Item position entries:
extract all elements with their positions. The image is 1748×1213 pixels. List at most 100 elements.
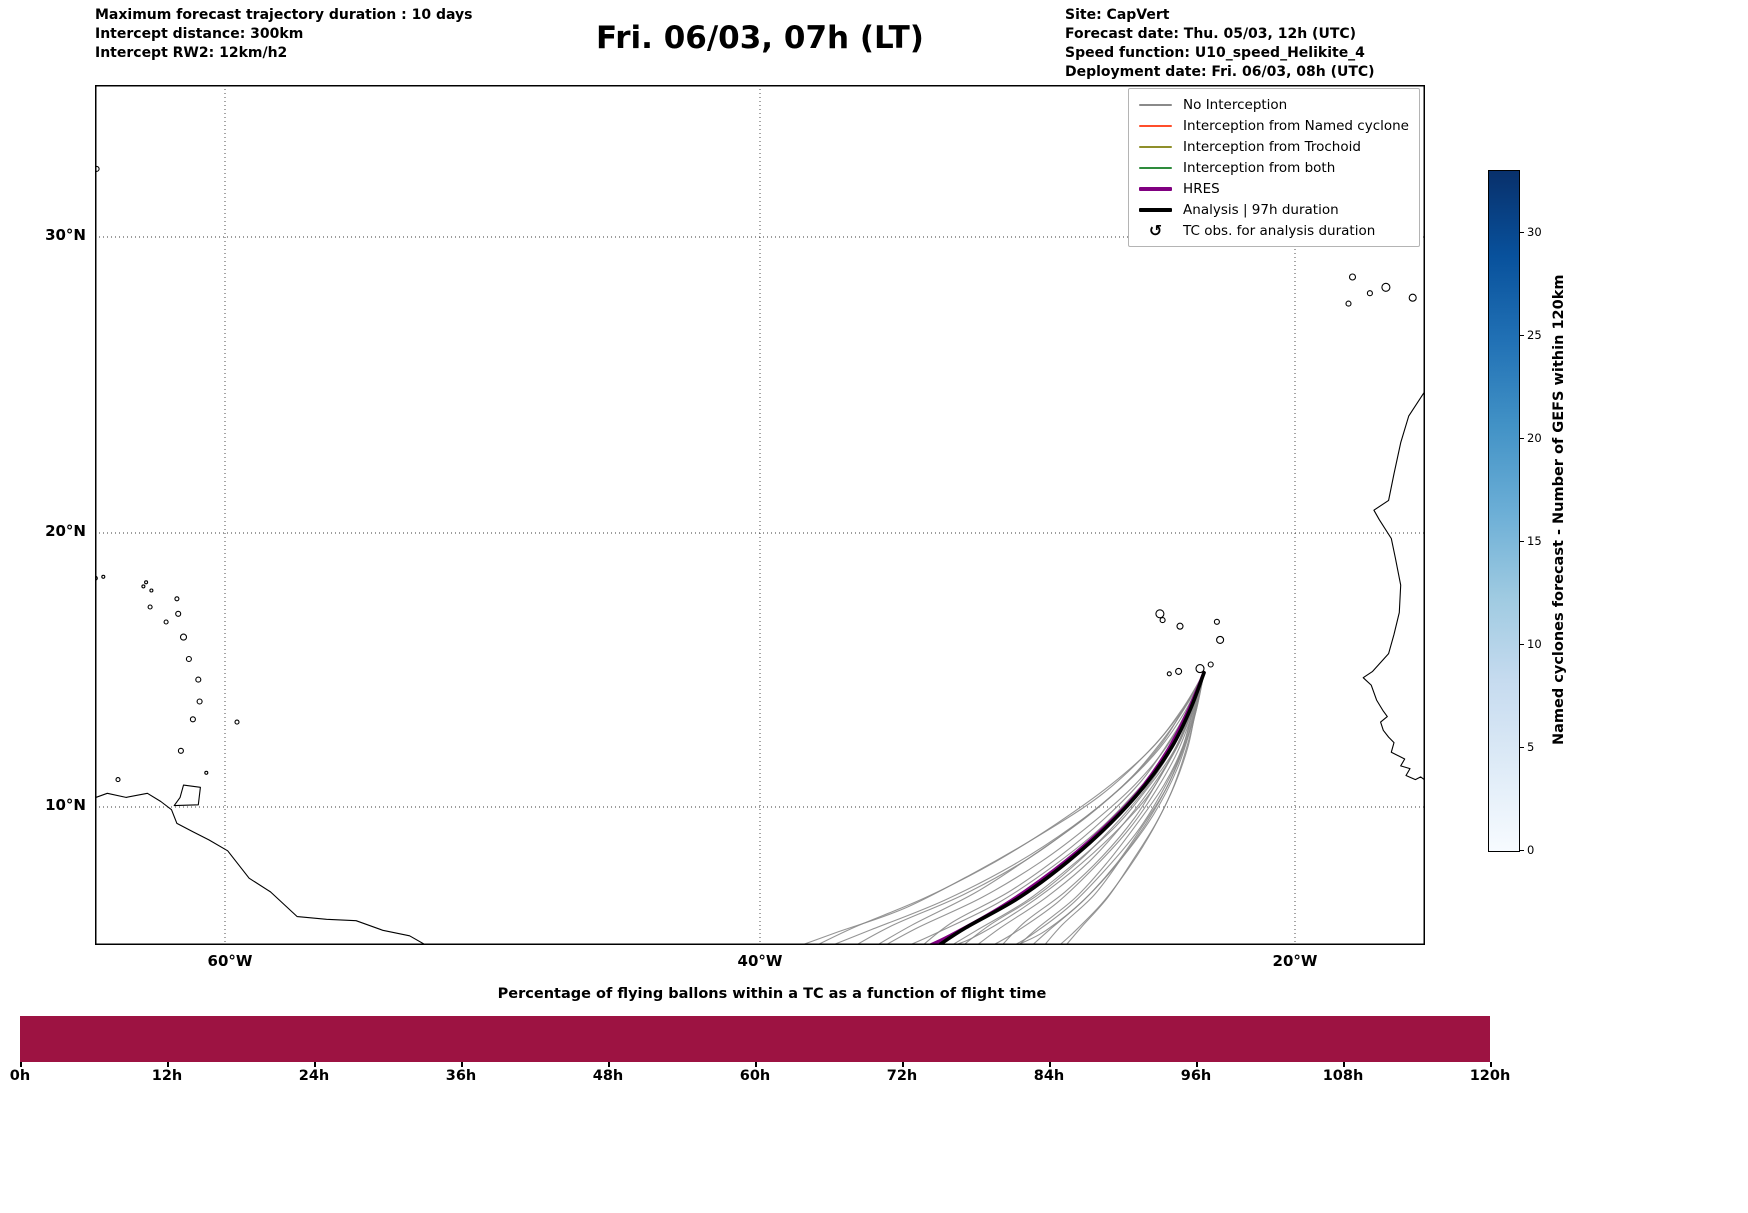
- legend-label: HRES: [1183, 180, 1220, 197]
- coastline-africa-west-coast: [1362, 390, 1425, 781]
- trajectory-hres: [926, 671, 1206, 945]
- flight-axis-tickmark: [1343, 1062, 1345, 1067]
- island-outline: [163, 619, 169, 625]
- flight-bar-title: Percentage of flying ballons within a TC…: [497, 986, 1047, 1002]
- coastline-trinidad: [173, 784, 201, 807]
- flight-axis-tick-label: 36h: [445, 1068, 477, 1084]
- island-outline: [1176, 622, 1184, 630]
- lat-tick-label: 20°N: [45, 522, 86, 540]
- trajectory-gefs-member: [1013, 672, 1205, 945]
- flight-axis-tickmark: [1049, 1062, 1051, 1067]
- legend-label: Analysis | 97h duration: [1183, 201, 1339, 218]
- flight-axis-tickmark: [1490, 1062, 1492, 1067]
- island-outline: [177, 747, 184, 754]
- colorbar-label: Named cyclones forecast - Number of GEFS…: [1551, 274, 1567, 746]
- lon-tick-label: 20°W: [1272, 952, 1318, 970]
- trajectory-gefs-member: [815, 672, 1205, 945]
- colorbar-tickmark: [1519, 335, 1524, 336]
- trajectory-map-canvas: [95, 85, 1425, 945]
- legend-item: ↺ TC obs. for analysis duration: [1139, 220, 1409, 241]
- trajectory-gefs-member: [1015, 672, 1205, 945]
- island-outline: [1207, 661, 1214, 668]
- island-outline: [147, 604, 153, 610]
- flight-axis-tickmark: [755, 1062, 757, 1067]
- flight-axis-tickmark: [461, 1062, 463, 1067]
- map-legend: No Interception Interception from Named c…: [1128, 88, 1420, 247]
- flight-axis-tick-label: 120h: [1469, 1068, 1511, 1084]
- forecast-param-line: Intercept RW2: 12km/h2: [95, 45, 288, 61]
- flight-axis-tickmark: [1196, 1062, 1198, 1067]
- trajectory-gefs-member: [951, 672, 1205, 945]
- trajectory-gefs-member: [1043, 672, 1205, 945]
- flight-axis-tickmark: [20, 1062, 22, 1067]
- island-outline: [1381, 282, 1391, 292]
- island-outline: [195, 676, 202, 683]
- island-outline: [1195, 664, 1205, 674]
- flight-axis-tick-label: 72h: [886, 1068, 918, 1084]
- flight-axis-tickmark: [608, 1062, 610, 1067]
- flight-axis-tickmark: [167, 1062, 169, 1067]
- trajectory-gefs-member: [1018, 672, 1205, 945]
- colorbar-tickmark: [1519, 232, 1524, 233]
- flight-axis-tick-label: 12h: [151, 1068, 183, 1084]
- map-frame: [95, 85, 1425, 945]
- legend-line-swatch: [1139, 124, 1173, 127]
- flight-axis-tick-label: 60h: [739, 1068, 771, 1084]
- trajectory-gefs-member: [855, 672, 1205, 945]
- legend-item: Interception from both: [1139, 157, 1409, 178]
- colorbar-tick-label: 25: [1527, 328, 1542, 342]
- trajectory-gefs-member: [1031, 672, 1205, 945]
- trajectory-gefs-member: [908, 672, 1205, 945]
- colorbar-tick-label: 0: [1527, 843, 1535, 857]
- colorbar-tick-label: 5: [1527, 740, 1535, 754]
- legend-item: Analysis | 97h duration: [1139, 199, 1409, 220]
- trajectory-gefs-member: [953, 672, 1205, 945]
- flight-axis-tick-label: 0h: [9, 1068, 31, 1084]
- legend-label: TC obs. for analysis duration: [1183, 222, 1376, 239]
- legend-label: Interception from Trochoid: [1183, 138, 1361, 155]
- island-outline: [234, 719, 240, 725]
- island-outline: [196, 698, 203, 705]
- coastline-south-america-coast: [95, 792, 427, 945]
- island-outline: [1408, 293, 1417, 302]
- island-outline: [175, 610, 182, 617]
- trajectory-gefs-member: [1065, 672, 1205, 945]
- island-outline: [179, 633, 188, 641]
- site-info: Site: CapVert Forecast date: Thu. 05/03,…: [1065, 6, 1375, 82]
- site-info-line: Deployment date: Fri. 06/03, 08h (UTC): [1065, 64, 1375, 80]
- forecast-param-line: Maximum forecast trajectory duration : 1…: [95, 7, 473, 23]
- forecast-param-line: Intercept distance: 300km: [95, 26, 304, 42]
- island-outline: [1166, 671, 1172, 677]
- legend-line-swatch: [1139, 166, 1173, 169]
- island-outline: [1175, 667, 1183, 675]
- legend-label: Interception from Named cyclone: [1183, 117, 1409, 134]
- legend-label: Interception from both: [1183, 159, 1336, 176]
- legend-item: No Interception: [1139, 94, 1409, 115]
- flight-axis-tickmark: [314, 1062, 316, 1067]
- tc-obs-icon: ↺: [1148, 220, 1163, 240]
- island-outline: [1345, 300, 1352, 307]
- island-outline: [141, 584, 146, 589]
- legend-item: Interception from Trochoid: [1139, 136, 1409, 157]
- legend-item: HRES: [1139, 178, 1409, 199]
- island-outline: [189, 716, 196, 723]
- legend-label: No Interception: [1183, 96, 1288, 113]
- legend-item: Interception from Named cyclone: [1139, 115, 1409, 136]
- trajectory-gefs-member: [876, 672, 1205, 945]
- colorbar-tick-label: 30: [1527, 225, 1542, 239]
- figure-title: Fri. 06/03, 07h (LT): [596, 20, 924, 56]
- island-outline: [185, 655, 192, 663]
- trajectory-map: No Interception Interception from Named c…: [95, 85, 1425, 945]
- colorbar-tick-label: 20: [1527, 431, 1542, 445]
- island-outline: [95, 165, 100, 172]
- colorbar: [1488, 170, 1520, 852]
- trajectory-gefs-member: [922, 672, 1205, 945]
- site-info-line: Forecast date: Thu. 05/03, 12h (UTC): [1065, 26, 1357, 42]
- legend-line-swatch: [1139, 186, 1173, 191]
- trajectory-gefs-member: [831, 672, 1205, 945]
- trajectory-gefs-member: [1058, 672, 1205, 945]
- lon-tick-label: 60°W: [207, 952, 253, 970]
- colorbar-tick-label: 15: [1527, 534, 1542, 548]
- legend-line-swatch: [1139, 207, 1173, 212]
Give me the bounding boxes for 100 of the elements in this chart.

REQUIREMENT: Copy out all the entries above, swapping each "island-outline" for "island-shape" and keeping everything else the same. Leave out the pictures.

TASK ANSWER:
extract all elements with their positions. The image is 1748×1213 pixels. List at most 100 elements.
- legend-label: HRES: [1183, 180, 1220, 197]
- coastline-africa-west-coast: [1362, 390, 1425, 781]
- trajectory-hres: [926, 671, 1206, 945]
- flight-axis-tickmark: [1343, 1062, 1345, 1067]
- island-shape: [163, 619, 169, 625]
- flight-bar-title: Percentage of flying ballons within a TC…: [497, 986, 1047, 1002]
- coastline-trinidad: [173, 784, 201, 807]
- flight-axis-tick-label: 36h: [445, 1068, 477, 1084]
- island-shape: [1176, 622, 1184, 630]
- lat-tick-label: 20°N: [45, 522, 86, 540]
- trajectory-gefs-member: [1013, 672, 1205, 945]
- flight-axis-tickmark: [1049, 1062, 1051, 1067]
- legend-label: Analysis | 97h duration: [1183, 201, 1339, 218]
- flight-axis-tickmark: [1490, 1062, 1492, 1067]
- island-shape: [177, 747, 184, 754]
- colorbar-label: Named cyclones forecast - Number of GEFS…: [1551, 274, 1567, 746]
- lon-tick-label: 20°W: [1272, 952, 1318, 970]
- trajectory-gefs-member: [815, 672, 1205, 945]
- colorbar-tickmark: [1519, 335, 1524, 336]
- trajectory-map-canvas: [95, 85, 1425, 945]
- legend-item: ↺ TC obs. for analysis duration: [1139, 220, 1409, 241]
- trajectory-gefs-member: [1015, 672, 1205, 945]
- island-shape: [1207, 661, 1214, 668]
- island-shape: [147, 604, 153, 610]
- flight-axis-tickmark: [755, 1062, 757, 1067]
- flight-axis-tickmark: [461, 1062, 463, 1067]
- map-legend: No Interception Interception from Named c…: [1128, 88, 1420, 247]
- flight-axis-tick-label: 120h: [1469, 1068, 1511, 1084]
- forecast-param-line: Intercept RW2: 12km/h2: [95, 45, 288, 61]
- flight-axis-tickmark: [1196, 1062, 1198, 1067]
- trajectory-gefs-member: [951, 672, 1205, 945]
- trajectory-gefs-member: [1043, 672, 1205, 945]
- flight-axis-tickmark: [20, 1062, 22, 1067]
- island-shape: [1381, 282, 1391, 292]
- island-shape: [195, 676, 202, 683]
- island-shape: [1195, 664, 1205, 674]
- flight-axis-tick-label: 72h: [886, 1068, 918, 1084]
- flight-axis-tickmark: [608, 1062, 610, 1067]
- flight-axis-tickmark: [167, 1062, 169, 1067]
- trajectory-gefs-member: [1018, 672, 1205, 945]
- colorbar-tickmark: [1519, 232, 1524, 233]
- flight-axis-tick-label: 12h: [151, 1068, 183, 1084]
- map-frame: [95, 85, 1425, 945]
- legend-line-swatch: [1139, 124, 1173, 127]
- flight-axis-tick-label: 60h: [739, 1068, 771, 1084]
- trajectory-gefs-member: [855, 672, 1205, 945]
- legend-item: Interception from both: [1139, 157, 1409, 178]
- colorbar-tick-label: 25: [1527, 328, 1542, 342]
- trajectory-gefs-member: [1031, 672, 1205, 945]
- trajectory-gefs-member: [908, 672, 1205, 945]
- colorbar-tick-label: 0: [1527, 843, 1535, 857]
- colorbar-tick-label: 5: [1527, 740, 1535, 754]
- legend-item: Analysis | 97h duration: [1139, 199, 1409, 220]
- trajectory-gefs-member: [953, 672, 1205, 945]
- flight-axis-tick-label: 0h: [9, 1068, 31, 1084]
- legend-label: TC obs. for analysis duration: [1183, 222, 1376, 239]
- legend-label: Interception from Trochoid: [1183, 138, 1361, 155]
- island-shape: [234, 719, 240, 725]
- island-shape: [196, 698, 203, 705]
- coastline-south-america-coast: [95, 792, 427, 945]
- island-shape: [1408, 293, 1417, 302]
- island-shape: [175, 610, 182, 617]
- trajectory-gefs-member: [1065, 672, 1205, 945]
- island-shape: [179, 633, 188, 641]
- site-info: Site: CapVert Forecast date: Thu. 05/03,…: [1065, 6, 1375, 82]
- site-info-line: Deployment date: Fri. 06/03, 08h (UTC): [1065, 64, 1375, 80]
- forecast-param-line: Maximum forecast trajectory duration : 1…: [95, 7, 473, 23]
- forecast-param-line: Intercept distance: 300km: [95, 26, 304, 42]
- island-shape: [1166, 671, 1172, 677]
- legend-line-swatch: [1139, 166, 1173, 169]
- island-shape: [1175, 667, 1183, 675]
- legend-label: Interception from Named cyclone: [1183, 117, 1409, 134]
- legend-label: Interception from both: [1183, 159, 1336, 176]
- legend-item: No Interception: [1139, 94, 1409, 115]
- flight-axis-tickmark: [314, 1062, 316, 1067]
- tc-obs-icon: ↺: [1148, 220, 1163, 240]
- island-shape: [1345, 300, 1352, 307]
- island-shape: [141, 584, 146, 589]
- legend-item: Interception from Trochoid: [1139, 136, 1409, 157]
- legend-item: HRES: [1139, 178, 1409, 199]
- island-shape: [189, 716, 196, 723]
- legend-label: No Interception: [1183, 96, 1288, 113]
- legend-item: Interception from Named cyclone: [1139, 115, 1409, 136]
- trajectory-gefs-member: [876, 672, 1205, 945]
- colorbar-tick-label: 30: [1527, 225, 1542, 239]
- figure-title: Fri. 06/03, 07h (LT): [596, 20, 924, 56]
- island-shape: [185, 655, 192, 663]
- trajectory-map: No Interception Interception from Named c…: [95, 85, 1425, 945]
- colorbar-tick-label: 20: [1527, 431, 1542, 445]
- island-shape: [95, 165, 100, 172]
- colorbar: [1488, 170, 1520, 852]
- trajectory-gefs-member: [922, 672, 1205, 945]
- site-info-line: Forecast date: Thu. 05/03, 12h (UTC): [1065, 26, 1357, 42]
- legend-line-swatch: [1139, 186, 1173, 191]
- trajectory-gefs-member: [831, 672, 1205, 945]
- trajectory-gefs-member: [1058, 672, 1205, 945]
- lon-tick-label: 60°W: [207, 952, 253, 970]
- colorbar-tick-label: 15: [1527, 534, 1542, 548]
- legend-line-swatch: [1139, 207, 1173, 212]
Give me the bounding boxes for 100 of the elements in this chart.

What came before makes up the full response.